* _Stated task_
Below are some records. Pull every line that contains the word "JSON".
----
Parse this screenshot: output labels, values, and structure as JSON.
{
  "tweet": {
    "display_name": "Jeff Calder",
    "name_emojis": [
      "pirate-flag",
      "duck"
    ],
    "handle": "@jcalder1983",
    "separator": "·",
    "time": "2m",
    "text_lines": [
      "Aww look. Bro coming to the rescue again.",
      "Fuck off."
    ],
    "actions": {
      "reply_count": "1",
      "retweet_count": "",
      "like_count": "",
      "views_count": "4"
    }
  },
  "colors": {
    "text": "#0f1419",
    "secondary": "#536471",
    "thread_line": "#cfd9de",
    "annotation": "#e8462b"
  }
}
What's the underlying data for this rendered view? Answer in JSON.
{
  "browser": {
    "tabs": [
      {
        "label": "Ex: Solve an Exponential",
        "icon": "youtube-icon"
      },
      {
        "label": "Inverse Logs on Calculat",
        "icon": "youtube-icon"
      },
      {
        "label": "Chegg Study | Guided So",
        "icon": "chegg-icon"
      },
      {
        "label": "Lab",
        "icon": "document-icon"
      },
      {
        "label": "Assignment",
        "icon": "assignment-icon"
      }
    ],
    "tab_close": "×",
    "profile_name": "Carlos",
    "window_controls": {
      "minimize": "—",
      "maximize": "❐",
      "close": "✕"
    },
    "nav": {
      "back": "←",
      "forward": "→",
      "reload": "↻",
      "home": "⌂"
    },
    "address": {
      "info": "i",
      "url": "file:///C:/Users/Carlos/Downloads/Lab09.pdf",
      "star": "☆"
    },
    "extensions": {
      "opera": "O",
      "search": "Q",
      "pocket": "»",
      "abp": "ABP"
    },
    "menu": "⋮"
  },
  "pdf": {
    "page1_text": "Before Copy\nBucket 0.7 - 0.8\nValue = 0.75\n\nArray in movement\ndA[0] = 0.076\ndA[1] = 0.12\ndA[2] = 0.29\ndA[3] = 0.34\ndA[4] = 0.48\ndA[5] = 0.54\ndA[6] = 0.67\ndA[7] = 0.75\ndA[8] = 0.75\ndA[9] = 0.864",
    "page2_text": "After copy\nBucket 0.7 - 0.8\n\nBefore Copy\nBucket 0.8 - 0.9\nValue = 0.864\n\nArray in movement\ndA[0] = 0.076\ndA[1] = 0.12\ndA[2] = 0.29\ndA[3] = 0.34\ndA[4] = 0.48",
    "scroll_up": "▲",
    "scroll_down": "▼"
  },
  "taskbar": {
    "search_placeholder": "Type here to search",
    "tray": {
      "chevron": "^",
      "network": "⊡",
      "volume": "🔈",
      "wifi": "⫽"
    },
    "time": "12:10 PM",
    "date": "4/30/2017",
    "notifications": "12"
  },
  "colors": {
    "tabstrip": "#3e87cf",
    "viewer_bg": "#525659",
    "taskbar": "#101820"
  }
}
----
* _Task response_
Parse this screenshot: output labels, values, and structure as JSON.
What's the underlying data for this rendered view? Answer in JSON.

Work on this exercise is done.